> **GIVEN INSTRUCTION**
Please rewrite only the material from the line with "show-all-grid-icon[interactable] <box>383 257" to the line with "time-stepper[interactable]: ▲ ▼", putting "forecast-widget" in place of "weather-widget" and changing nothing else.

> **DATA RECORDS**
——————
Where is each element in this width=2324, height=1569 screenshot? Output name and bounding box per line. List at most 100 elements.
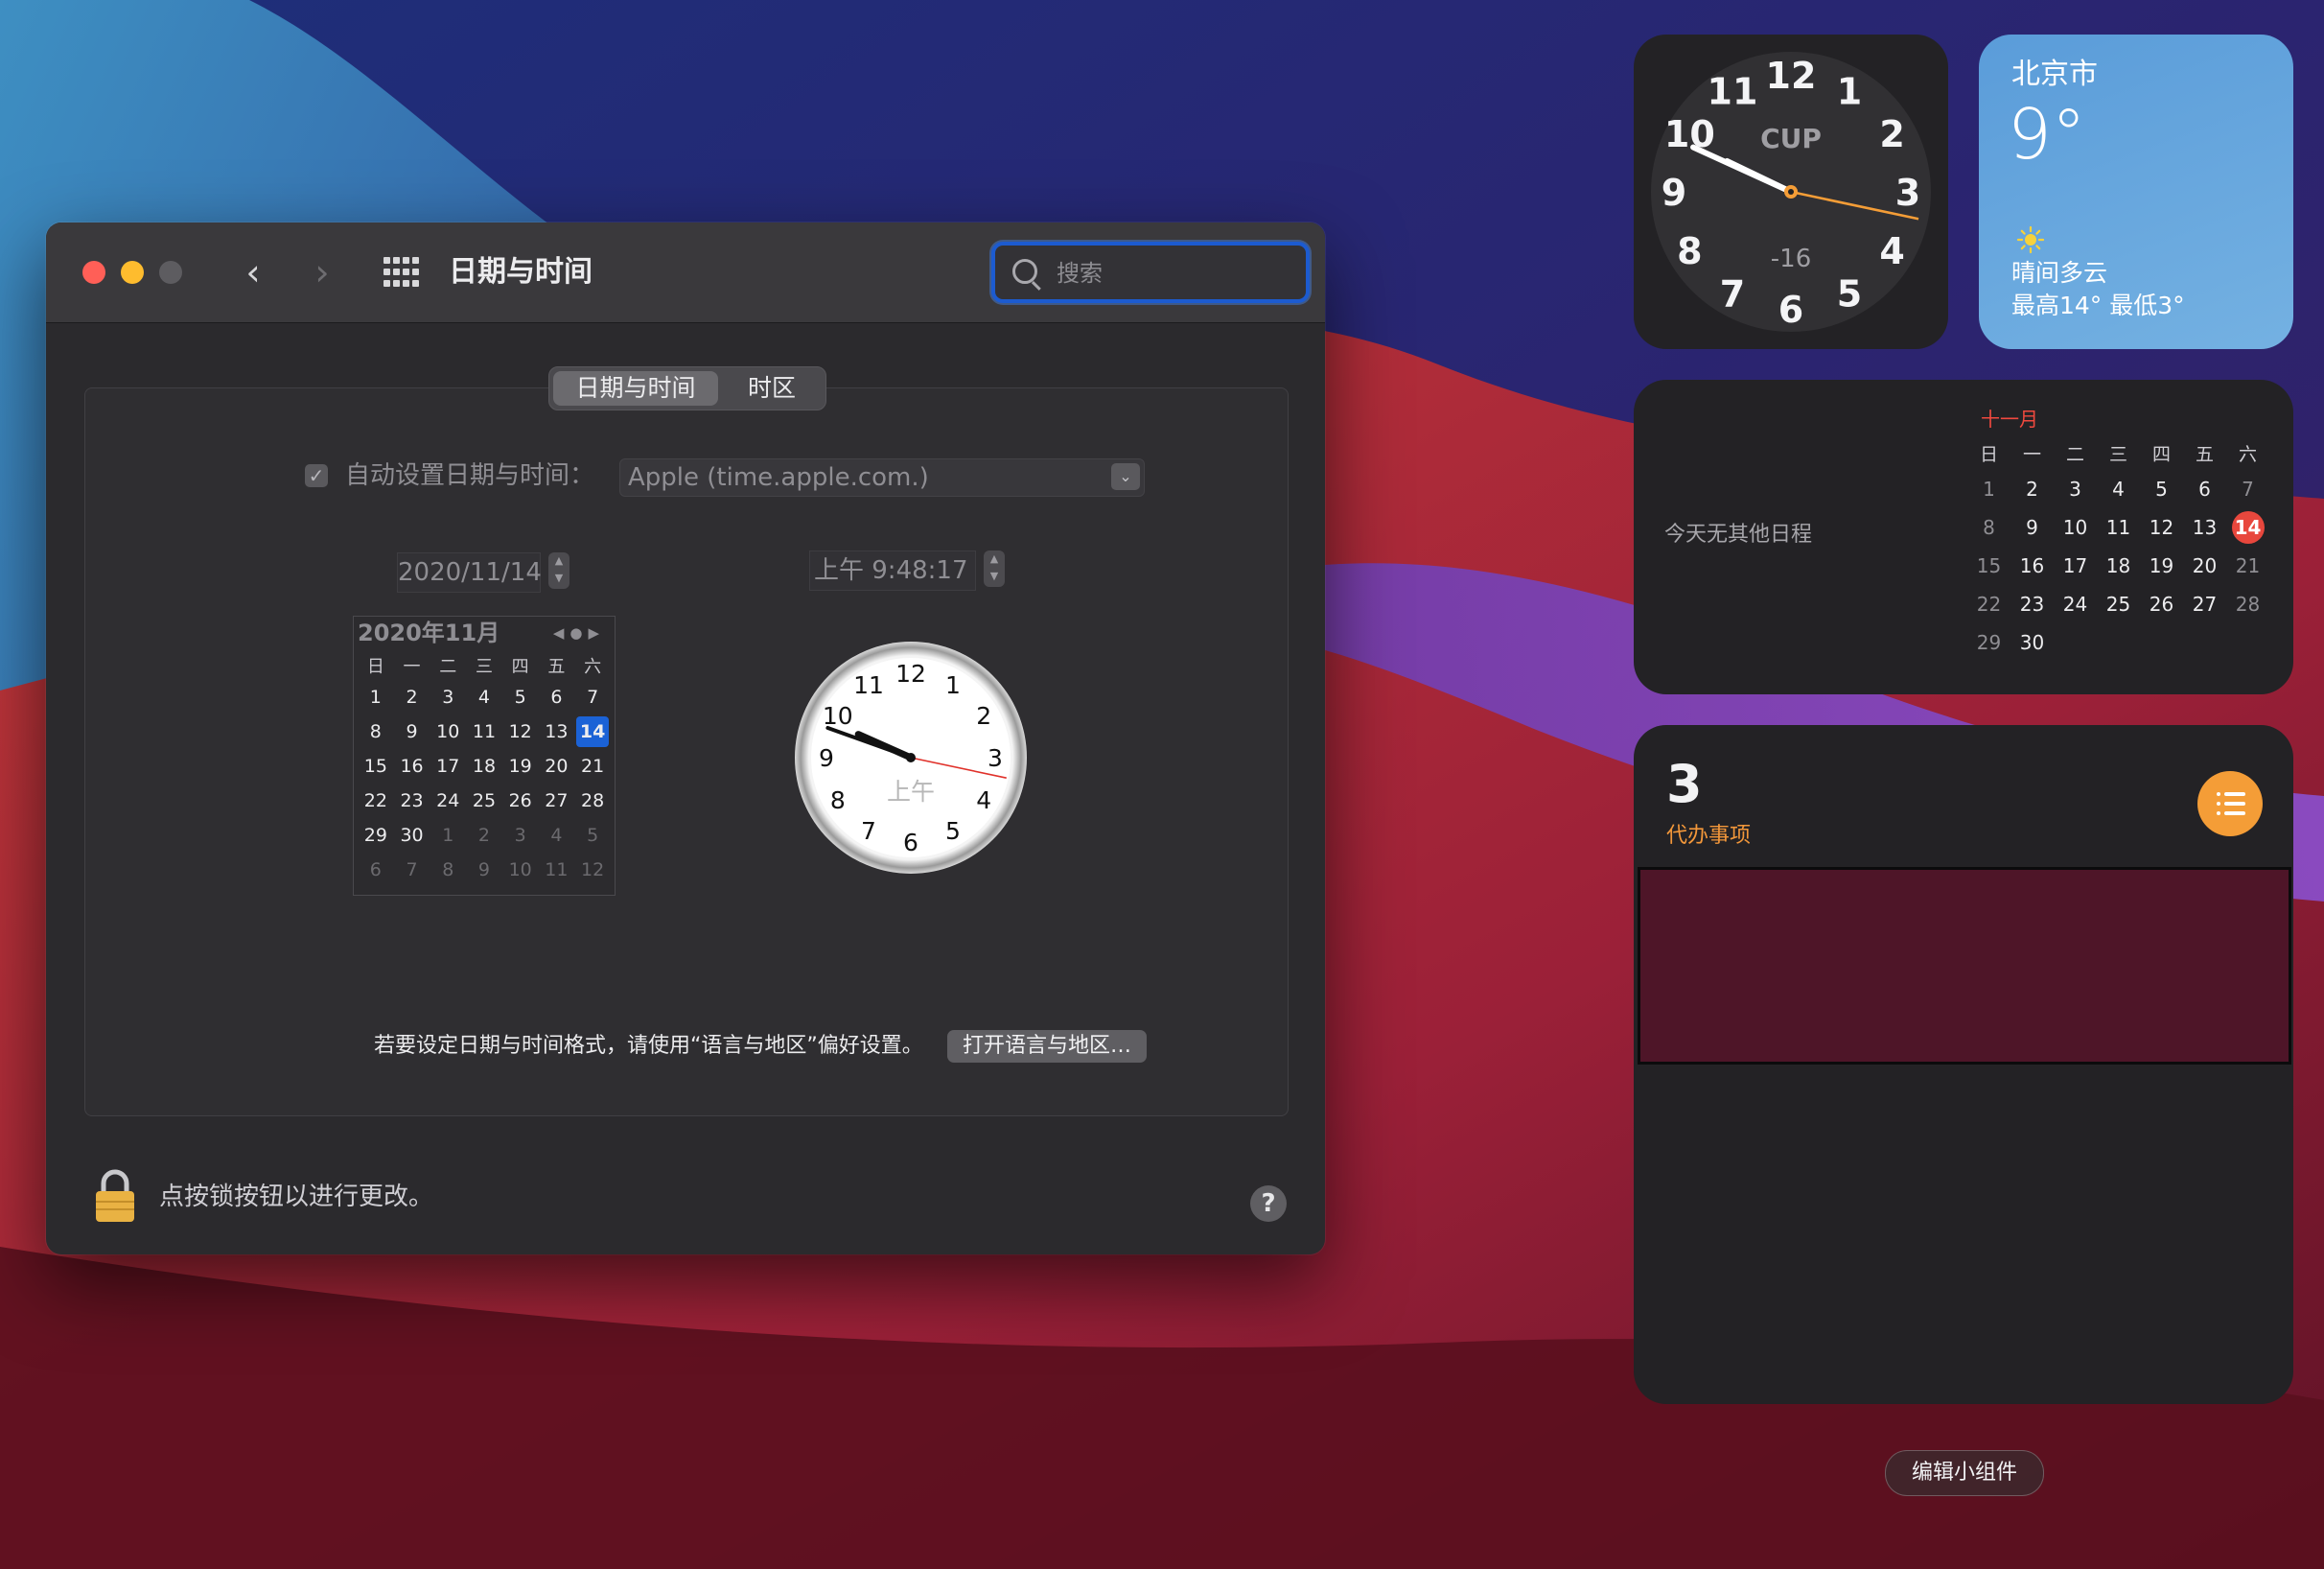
show-all-grid-icon[interactable] <box>383 257 419 288</box>
weather-widget[interactable]: 北京市 9° 晴间多云 最高14° 最低3° <box>1979 35 2293 349</box>
clock-widget[interactable]: 12 1 2 3 4 5 6 7 8 9 10 11 CUP -16 <box>1634 35 1948 349</box>
mini-calendar-day[interactable]: 4 <box>466 680 502 714</box>
forward-chevron-icon[interactable]: › <box>303 249 341 295</box>
mini-calendar-day[interactable]: 2 <box>466 818 502 853</box>
mini-calendar-day[interactable]: 10 <box>430 714 466 749</box>
widget-clock-number: 4 <box>1879 230 1904 272</box>
zoom-button[interactable] <box>159 261 182 284</box>
time-stepper[interactable]: ▲ ▼ <box>984 550 1005 587</box>
mini-calendar-day[interactable]: 29 <box>358 818 394 853</box>
mini-calendar-day[interactable]: 7 <box>574 680 611 714</box>
mini-calendar-day[interactable]: 28 <box>574 784 611 818</box>
day-number: 14 <box>576 716 610 747</box>
mini-calendar-day[interactable]: 13 <box>539 714 575 749</box>
mini-calendar-day[interactable]: 6 <box>358 853 394 887</box>
mini-calendar-day[interactable]: 30 <box>394 818 430 853</box>
mini-calendar-day[interactable]: 1 <box>358 680 394 714</box>
mini-calendar-nav[interactable]: ◀●▶ <box>553 617 605 649</box>
mini-calendar-day[interactable]: 5 <box>502 680 539 714</box>
mini-calendar-day[interactable]: 19 <box>502 749 539 784</box>
calendar-day: 22 <box>1967 585 2010 623</box>
time-field[interactable]: 上午 9:48:17 <box>809 550 976 591</box>
day-number: 10 <box>2062 516 2088 539</box>
tab-time-zone[interactable]: 时区 <box>722 367 822 410</box>
mini-calendar-day[interactable]: 22 <box>358 784 394 818</box>
mini-calendar-day[interactable]: 7 <box>394 853 430 887</box>
day-number: 27 <box>2192 593 2218 616</box>
calendar-day: 29 <box>1967 623 2010 662</box>
calendar-day: 19 <box>2140 547 2183 585</box>
day-number: 19 <box>2149 554 2174 577</box>
mini-calendar-day[interactable]: 9 <box>466 853 502 887</box>
clock-am-pm: 上午 <box>887 778 935 806</box>
mini-calendar-day[interactable]: 10 <box>502 853 539 887</box>
day-number: 24 <box>436 790 460 811</box>
mini-calendar-day[interactable]: 20 <box>539 749 575 784</box>
edit-widgets-button[interactable]: 编辑小组件 <box>1885 1450 2044 1496</box>
mini-calendar-day-selected[interactable]: 14 <box>574 714 611 749</box>
day-number: 1 <box>369 687 382 708</box>
lock-icon[interactable] <box>94 1168 136 1224</box>
mini-calendar-day[interactable]: 27 <box>539 784 575 818</box>
mini-calendar-day[interactable]: 18 <box>466 749 502 784</box>
mini-calendar-day[interactable]: 17 <box>430 749 466 784</box>
calendar-day: 17 <box>2054 547 2097 585</box>
mini-calendar-day[interactable]: 2 <box>394 680 430 714</box>
weekday-label: 一 <box>2022 443 2041 465</box>
mini-calendar-grid: 日一二三四五六 1 2 3 4 5 6 7 8 9 10 11 12 13 14 15 16 17 18 19 20 21… <box>358 651 611 887</box>
calendar-widget[interactable]: 今天无其他日程 十一月 日一二三四五六 1 2 3 4 5 6 7 8 9 10 11 12 13 14 15… <box>1634 380 2293 694</box>
calendar-day: 5 <box>2140 470 2183 508</box>
mini-calendar-day[interactable]: 25 <box>466 784 502 818</box>
mini-calendar-day[interactable]: 9 <box>394 714 430 749</box>
clock-number: 2 <box>976 702 991 730</box>
mini-calendar-day[interactable]: 26 <box>502 784 539 818</box>
calendar-day: 26 <box>2140 585 2183 623</box>
help-button[interactable]: ? <box>1250 1185 1287 1222</box>
time-value: 上午 9:48:17 <box>814 556 968 585</box>
weekday-label: 日 <box>366 657 384 677</box>
calendar-day: 6 <box>2183 470 2226 508</box>
mini-calendar-day[interactable]: 3 <box>502 818 539 853</box>
day-number: 29 <box>1976 631 2002 654</box>
mini-calendar-day[interactable]: 8 <box>430 853 466 887</box>
mini-calendar-day[interactable]: 5 <box>574 818 611 853</box>
mini-calendar-day[interactable]: 11 <box>539 853 575 887</box>
mini-calendar-day[interactable]: 23 <box>394 784 430 818</box>
mini-calendar-day[interactable]: 1 <box>430 818 466 853</box>
mini-calendar-day[interactable]: 4 <box>539 818 575 853</box>
mini-calendar-day[interactable]: 12 <box>574 853 611 887</box>
tab-date-time[interactable]: 日期与时间 <box>553 371 718 406</box>
mini-calendar-day[interactable]: 16 <box>394 749 430 784</box>
mini-calendar-day[interactable]: 8 <box>358 714 394 749</box>
minimize-button[interactable] <box>121 261 144 284</box>
time-server-select[interactable]: Apple (time.apple.com.) ⌄ <box>619 458 1145 497</box>
close-button[interactable] <box>82 261 105 284</box>
search-field[interactable] <box>991 242 1310 303</box>
day-number: 6 <box>550 687 563 708</box>
date-field[interactable]: 2020/11/14 <box>397 552 542 593</box>
analog-clock[interactable]: 12 12 3 45678 9 1011 上午 <box>794 641 1028 875</box>
mini-calendar-day[interactable]: 15 <box>358 749 394 784</box>
open-language-region-button[interactable]: 打开语言与地区… <box>947 1030 1147 1063</box>
day-number: 24 <box>2062 593 2088 616</box>
window-title: 日期与时间 <box>449 255 593 289</box>
back-chevron-icon[interactable]: ‹ <box>234 249 272 295</box>
day-number: 9 <box>477 859 490 880</box>
list-icon <box>2197 771 2263 836</box>
mini-calendar-day[interactable]: 12 <box>502 714 539 749</box>
calendar-widget-week: 22 23 24 25 26 27 28 <box>1967 585 2269 623</box>
calendar-day: 16 <box>2010 547 2054 585</box>
date-stepper[interactable]: ▲ ▼ <box>548 552 569 589</box>
mini-calendar-weekdays: 日一二三四五六 <box>358 651 611 680</box>
day-number: 5 <box>514 687 526 708</box>
mini-calendar-week: 15 16 17 18 19 20 21 <box>358 749 611 784</box>
mini-calendar-day[interactable]: 3 <box>430 680 466 714</box>
search-input[interactable] <box>1055 253 1289 293</box>
reminders-widget[interactable]: 3 代办事项 <box>1634 725 2293 1404</box>
mini-calendar-day[interactable]: 11 <box>466 714 502 749</box>
day-number: 30 <box>400 825 424 846</box>
mini-calendar-day[interactable]: 24 <box>430 784 466 818</box>
auto-set-checkbox[interactable]: ✓ <box>305 464 328 487</box>
mini-calendar-day[interactable]: 6 <box>539 680 575 714</box>
mini-calendar-day[interactable]: 21 <box>574 749 611 784</box>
——————
> **TASK RESULT**
show-all-grid-icon[interactable] <box>383 257 419 288</box>
forecast-widget[interactable]: 北京市 9° 晴间多云 最高14° 最低3° <box>1979 35 2293 349</box>
clock-widget[interactable]: 12 1 2 3 4 5 6 7 8 9 10 11 CUP -16 <box>1634 35 1948 349</box>
mini-calendar-day[interactable]: 4 <box>466 680 502 714</box>
forward-chevron-icon[interactable]: › <box>303 249 341 295</box>
mini-calendar-day[interactable]: 2 <box>466 818 502 853</box>
mini-calendar-day[interactable]: 10 <box>430 714 466 749</box>
widget-clock-number: 4 <box>1879 230 1904 272</box>
zoom-button[interactable] <box>159 261 182 284</box>
time-stepper[interactable]: ▲ ▼ <box>984 550 1005 587</box>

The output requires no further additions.